Problem to solve:
Answer with one number only: the number of lines that contain "סטודנטים".

Entries supplied:
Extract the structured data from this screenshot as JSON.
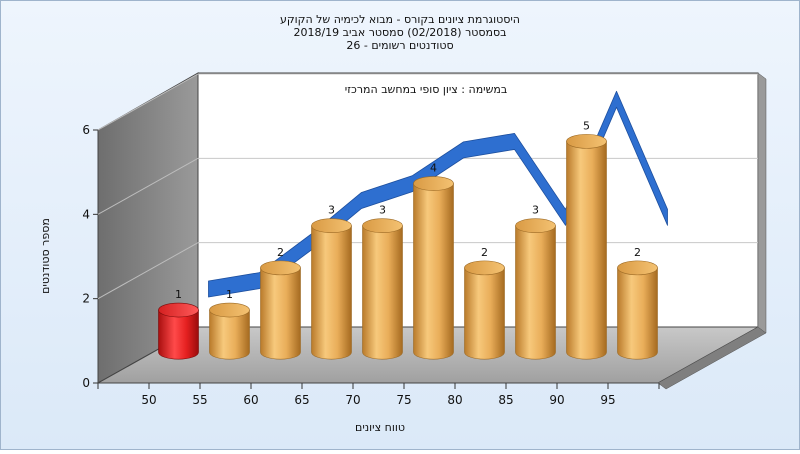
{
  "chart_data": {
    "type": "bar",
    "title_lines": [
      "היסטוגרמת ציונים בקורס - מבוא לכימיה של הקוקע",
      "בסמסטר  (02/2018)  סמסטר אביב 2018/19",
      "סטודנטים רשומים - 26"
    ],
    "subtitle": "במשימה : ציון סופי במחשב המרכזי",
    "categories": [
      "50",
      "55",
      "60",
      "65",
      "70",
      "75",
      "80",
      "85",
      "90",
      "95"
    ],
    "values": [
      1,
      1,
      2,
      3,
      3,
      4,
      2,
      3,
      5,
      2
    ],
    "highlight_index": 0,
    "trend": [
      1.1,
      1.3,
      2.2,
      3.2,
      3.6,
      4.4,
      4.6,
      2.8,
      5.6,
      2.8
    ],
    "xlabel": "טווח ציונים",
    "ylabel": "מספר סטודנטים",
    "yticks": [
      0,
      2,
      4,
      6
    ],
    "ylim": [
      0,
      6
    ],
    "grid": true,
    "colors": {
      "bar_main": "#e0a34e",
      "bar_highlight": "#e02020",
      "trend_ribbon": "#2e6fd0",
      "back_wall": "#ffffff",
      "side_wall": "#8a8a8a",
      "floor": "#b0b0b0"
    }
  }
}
...
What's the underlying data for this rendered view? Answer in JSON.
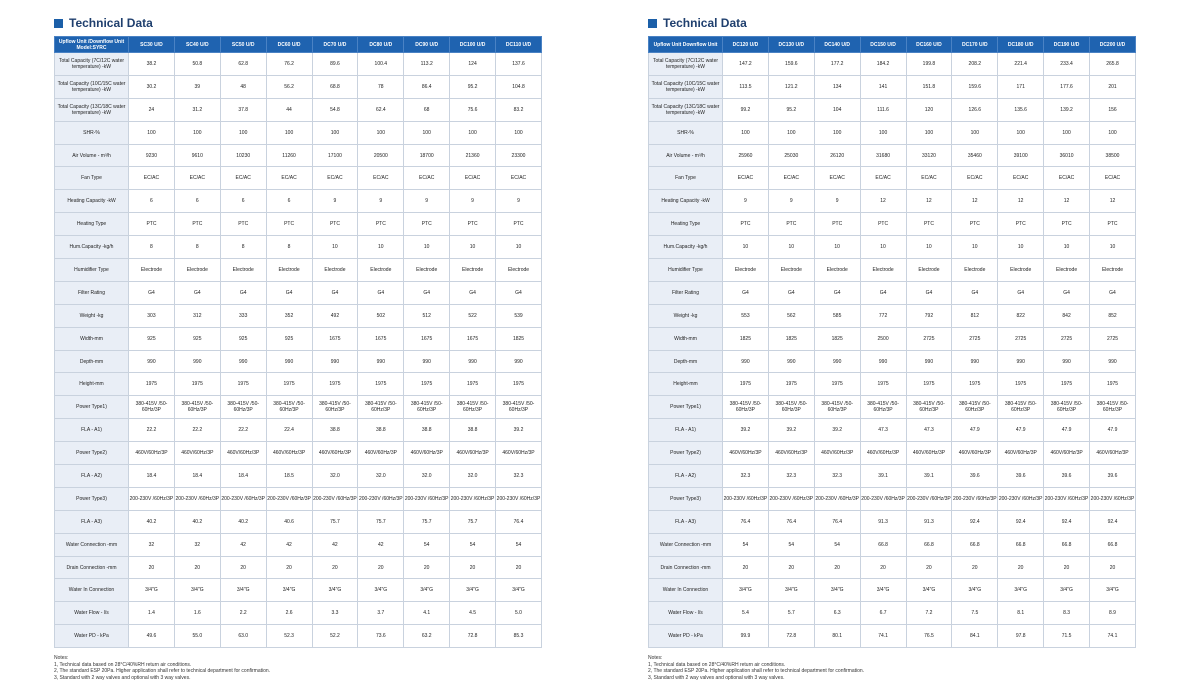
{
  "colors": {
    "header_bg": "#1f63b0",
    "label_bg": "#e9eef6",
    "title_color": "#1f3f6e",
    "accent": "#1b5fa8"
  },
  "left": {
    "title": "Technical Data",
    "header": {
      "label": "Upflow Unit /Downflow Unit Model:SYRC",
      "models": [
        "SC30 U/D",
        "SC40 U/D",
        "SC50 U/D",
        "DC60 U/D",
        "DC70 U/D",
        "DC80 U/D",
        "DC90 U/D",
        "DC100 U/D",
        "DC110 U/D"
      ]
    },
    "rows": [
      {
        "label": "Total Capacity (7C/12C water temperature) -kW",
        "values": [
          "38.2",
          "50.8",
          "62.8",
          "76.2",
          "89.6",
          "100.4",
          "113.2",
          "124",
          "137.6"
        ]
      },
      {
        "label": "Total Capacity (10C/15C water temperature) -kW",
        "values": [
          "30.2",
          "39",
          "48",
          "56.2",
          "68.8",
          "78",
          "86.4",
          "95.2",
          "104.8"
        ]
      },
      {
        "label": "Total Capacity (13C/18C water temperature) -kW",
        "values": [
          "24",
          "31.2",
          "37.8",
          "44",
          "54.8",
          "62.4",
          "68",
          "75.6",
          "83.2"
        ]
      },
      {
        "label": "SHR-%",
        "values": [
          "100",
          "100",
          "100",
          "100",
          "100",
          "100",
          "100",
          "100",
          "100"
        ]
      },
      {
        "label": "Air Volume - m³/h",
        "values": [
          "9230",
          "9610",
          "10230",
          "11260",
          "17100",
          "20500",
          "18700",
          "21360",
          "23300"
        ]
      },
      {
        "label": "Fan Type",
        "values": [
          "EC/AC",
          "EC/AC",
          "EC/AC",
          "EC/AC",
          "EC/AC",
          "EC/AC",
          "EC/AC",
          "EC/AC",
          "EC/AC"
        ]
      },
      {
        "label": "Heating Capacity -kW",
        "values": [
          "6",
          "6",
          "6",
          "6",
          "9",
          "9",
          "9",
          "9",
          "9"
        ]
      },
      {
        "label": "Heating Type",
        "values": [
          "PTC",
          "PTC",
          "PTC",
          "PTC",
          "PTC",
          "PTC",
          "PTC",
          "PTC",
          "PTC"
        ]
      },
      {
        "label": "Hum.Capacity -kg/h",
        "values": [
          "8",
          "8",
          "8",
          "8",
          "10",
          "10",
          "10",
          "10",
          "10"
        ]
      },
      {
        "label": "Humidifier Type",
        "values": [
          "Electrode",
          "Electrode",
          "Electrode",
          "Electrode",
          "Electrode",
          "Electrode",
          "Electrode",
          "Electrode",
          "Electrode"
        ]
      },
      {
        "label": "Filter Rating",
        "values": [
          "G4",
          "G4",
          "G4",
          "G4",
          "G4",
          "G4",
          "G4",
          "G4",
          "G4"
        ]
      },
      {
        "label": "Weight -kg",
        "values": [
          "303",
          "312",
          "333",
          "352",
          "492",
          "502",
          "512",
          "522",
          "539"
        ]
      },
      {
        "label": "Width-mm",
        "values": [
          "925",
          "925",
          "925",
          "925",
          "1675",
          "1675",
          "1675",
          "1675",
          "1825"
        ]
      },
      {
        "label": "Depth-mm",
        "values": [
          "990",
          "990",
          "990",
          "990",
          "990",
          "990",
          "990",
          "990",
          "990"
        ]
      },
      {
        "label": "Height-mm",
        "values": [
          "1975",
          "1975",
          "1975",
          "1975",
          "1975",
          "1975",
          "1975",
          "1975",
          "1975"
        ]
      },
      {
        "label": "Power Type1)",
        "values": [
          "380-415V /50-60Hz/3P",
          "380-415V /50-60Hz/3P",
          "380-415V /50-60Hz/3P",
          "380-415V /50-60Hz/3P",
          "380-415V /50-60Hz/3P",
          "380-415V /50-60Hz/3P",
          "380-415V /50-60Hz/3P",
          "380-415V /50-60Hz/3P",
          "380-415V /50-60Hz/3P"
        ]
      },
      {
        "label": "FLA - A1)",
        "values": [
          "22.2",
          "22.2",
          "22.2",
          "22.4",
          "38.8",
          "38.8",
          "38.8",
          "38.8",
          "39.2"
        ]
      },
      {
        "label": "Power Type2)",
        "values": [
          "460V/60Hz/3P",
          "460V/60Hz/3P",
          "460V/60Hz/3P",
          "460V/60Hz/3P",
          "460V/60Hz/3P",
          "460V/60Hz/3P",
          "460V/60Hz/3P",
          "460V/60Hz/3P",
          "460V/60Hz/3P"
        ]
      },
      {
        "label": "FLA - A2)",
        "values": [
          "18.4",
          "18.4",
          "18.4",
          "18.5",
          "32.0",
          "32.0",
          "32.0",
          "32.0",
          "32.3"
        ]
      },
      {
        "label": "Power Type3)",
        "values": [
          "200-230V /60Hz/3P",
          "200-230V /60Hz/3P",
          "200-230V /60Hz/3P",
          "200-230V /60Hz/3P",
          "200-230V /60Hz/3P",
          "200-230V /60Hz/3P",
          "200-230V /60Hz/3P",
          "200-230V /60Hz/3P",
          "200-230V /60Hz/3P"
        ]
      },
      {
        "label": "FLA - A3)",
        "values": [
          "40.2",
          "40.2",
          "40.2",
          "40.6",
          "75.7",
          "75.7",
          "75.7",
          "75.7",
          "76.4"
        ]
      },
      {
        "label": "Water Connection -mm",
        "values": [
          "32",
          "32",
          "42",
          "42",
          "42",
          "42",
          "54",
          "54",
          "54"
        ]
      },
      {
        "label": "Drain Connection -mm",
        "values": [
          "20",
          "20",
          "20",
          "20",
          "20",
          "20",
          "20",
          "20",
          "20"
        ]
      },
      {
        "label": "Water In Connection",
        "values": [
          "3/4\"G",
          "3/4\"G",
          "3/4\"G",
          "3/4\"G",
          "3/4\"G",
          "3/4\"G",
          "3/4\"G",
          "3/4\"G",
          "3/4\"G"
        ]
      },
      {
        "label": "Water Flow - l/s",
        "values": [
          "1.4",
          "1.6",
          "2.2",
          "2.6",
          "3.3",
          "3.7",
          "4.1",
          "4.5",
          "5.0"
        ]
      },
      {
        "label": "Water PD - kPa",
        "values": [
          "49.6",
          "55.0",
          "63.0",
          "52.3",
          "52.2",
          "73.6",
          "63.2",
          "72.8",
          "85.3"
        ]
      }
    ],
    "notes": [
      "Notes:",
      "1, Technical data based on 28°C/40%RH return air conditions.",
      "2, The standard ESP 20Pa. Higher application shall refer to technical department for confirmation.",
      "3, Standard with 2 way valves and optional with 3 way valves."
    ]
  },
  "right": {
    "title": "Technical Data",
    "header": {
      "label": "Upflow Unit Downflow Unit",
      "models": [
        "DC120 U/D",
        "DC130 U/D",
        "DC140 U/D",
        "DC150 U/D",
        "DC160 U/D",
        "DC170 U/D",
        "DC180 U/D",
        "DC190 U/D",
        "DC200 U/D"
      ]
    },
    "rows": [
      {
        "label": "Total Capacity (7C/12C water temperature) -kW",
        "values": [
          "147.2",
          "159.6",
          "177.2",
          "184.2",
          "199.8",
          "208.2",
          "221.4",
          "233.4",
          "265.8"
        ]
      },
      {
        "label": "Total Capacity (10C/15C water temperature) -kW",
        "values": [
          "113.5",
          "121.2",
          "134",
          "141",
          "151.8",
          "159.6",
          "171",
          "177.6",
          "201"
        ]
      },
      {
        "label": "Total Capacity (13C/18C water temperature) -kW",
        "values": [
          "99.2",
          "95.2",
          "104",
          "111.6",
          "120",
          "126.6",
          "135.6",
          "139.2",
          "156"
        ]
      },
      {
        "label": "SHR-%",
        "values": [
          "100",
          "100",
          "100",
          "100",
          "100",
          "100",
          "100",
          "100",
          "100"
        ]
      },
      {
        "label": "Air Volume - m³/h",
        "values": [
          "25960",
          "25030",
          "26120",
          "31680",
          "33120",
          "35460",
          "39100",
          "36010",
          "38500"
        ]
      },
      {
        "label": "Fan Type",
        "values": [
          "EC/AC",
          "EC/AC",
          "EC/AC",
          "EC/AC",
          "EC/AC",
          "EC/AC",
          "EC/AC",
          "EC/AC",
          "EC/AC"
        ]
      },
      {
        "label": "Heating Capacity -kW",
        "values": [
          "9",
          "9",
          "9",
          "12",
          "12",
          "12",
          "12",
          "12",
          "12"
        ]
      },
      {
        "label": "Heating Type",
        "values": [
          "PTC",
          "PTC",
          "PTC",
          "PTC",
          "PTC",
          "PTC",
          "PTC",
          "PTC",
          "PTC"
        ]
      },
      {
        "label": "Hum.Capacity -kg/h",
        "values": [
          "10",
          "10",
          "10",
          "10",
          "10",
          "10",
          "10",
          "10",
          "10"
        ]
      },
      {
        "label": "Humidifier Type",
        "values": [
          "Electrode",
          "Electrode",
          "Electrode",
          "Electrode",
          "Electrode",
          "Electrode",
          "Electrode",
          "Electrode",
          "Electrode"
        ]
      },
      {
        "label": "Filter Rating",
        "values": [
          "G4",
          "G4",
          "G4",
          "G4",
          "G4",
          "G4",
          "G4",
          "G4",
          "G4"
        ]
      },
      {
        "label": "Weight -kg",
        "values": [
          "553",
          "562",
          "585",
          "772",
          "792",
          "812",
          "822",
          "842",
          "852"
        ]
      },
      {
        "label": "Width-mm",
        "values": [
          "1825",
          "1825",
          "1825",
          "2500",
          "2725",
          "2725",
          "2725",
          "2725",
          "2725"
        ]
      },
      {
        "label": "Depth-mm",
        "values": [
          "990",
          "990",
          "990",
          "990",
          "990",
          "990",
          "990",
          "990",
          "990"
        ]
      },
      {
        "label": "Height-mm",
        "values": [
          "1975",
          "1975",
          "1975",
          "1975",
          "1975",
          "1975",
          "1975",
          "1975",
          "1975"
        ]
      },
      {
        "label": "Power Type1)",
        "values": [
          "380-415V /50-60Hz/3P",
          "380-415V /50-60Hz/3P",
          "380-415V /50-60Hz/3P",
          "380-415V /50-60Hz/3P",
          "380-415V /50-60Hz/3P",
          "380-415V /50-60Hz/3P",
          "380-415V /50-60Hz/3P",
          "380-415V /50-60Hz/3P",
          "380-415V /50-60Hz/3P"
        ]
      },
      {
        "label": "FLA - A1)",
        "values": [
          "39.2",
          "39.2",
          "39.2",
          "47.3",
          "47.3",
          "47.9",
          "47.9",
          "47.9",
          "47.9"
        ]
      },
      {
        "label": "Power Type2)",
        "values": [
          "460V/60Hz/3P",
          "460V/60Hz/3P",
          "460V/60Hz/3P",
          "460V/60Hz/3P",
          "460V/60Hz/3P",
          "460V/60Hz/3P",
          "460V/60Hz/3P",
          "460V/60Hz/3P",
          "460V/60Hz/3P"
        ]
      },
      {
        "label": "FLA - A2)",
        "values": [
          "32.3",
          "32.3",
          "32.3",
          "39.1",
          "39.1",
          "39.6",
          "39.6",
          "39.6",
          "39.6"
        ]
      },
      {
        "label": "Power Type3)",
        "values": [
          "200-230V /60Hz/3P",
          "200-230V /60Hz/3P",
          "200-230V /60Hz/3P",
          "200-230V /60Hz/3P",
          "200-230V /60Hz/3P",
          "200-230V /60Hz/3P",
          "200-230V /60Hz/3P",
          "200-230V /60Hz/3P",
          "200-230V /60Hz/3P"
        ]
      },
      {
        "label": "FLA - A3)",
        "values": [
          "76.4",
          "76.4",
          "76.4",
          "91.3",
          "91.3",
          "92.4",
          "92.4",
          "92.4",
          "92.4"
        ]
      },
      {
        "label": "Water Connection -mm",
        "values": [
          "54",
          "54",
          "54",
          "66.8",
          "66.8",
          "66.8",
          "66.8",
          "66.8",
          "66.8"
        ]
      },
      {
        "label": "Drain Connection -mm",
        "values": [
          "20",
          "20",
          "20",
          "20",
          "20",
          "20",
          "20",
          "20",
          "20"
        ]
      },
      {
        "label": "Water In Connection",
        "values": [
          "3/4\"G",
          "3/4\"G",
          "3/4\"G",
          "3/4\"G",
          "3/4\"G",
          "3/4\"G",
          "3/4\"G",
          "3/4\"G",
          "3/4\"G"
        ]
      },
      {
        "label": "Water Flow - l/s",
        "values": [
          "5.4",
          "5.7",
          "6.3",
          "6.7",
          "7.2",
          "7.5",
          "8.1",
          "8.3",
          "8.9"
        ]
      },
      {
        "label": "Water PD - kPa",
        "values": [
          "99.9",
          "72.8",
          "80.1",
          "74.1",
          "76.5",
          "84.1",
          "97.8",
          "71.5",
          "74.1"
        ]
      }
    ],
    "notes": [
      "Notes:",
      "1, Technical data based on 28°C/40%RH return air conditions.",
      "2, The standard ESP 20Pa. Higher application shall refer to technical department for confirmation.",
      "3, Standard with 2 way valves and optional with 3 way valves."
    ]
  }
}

Exercise result:
2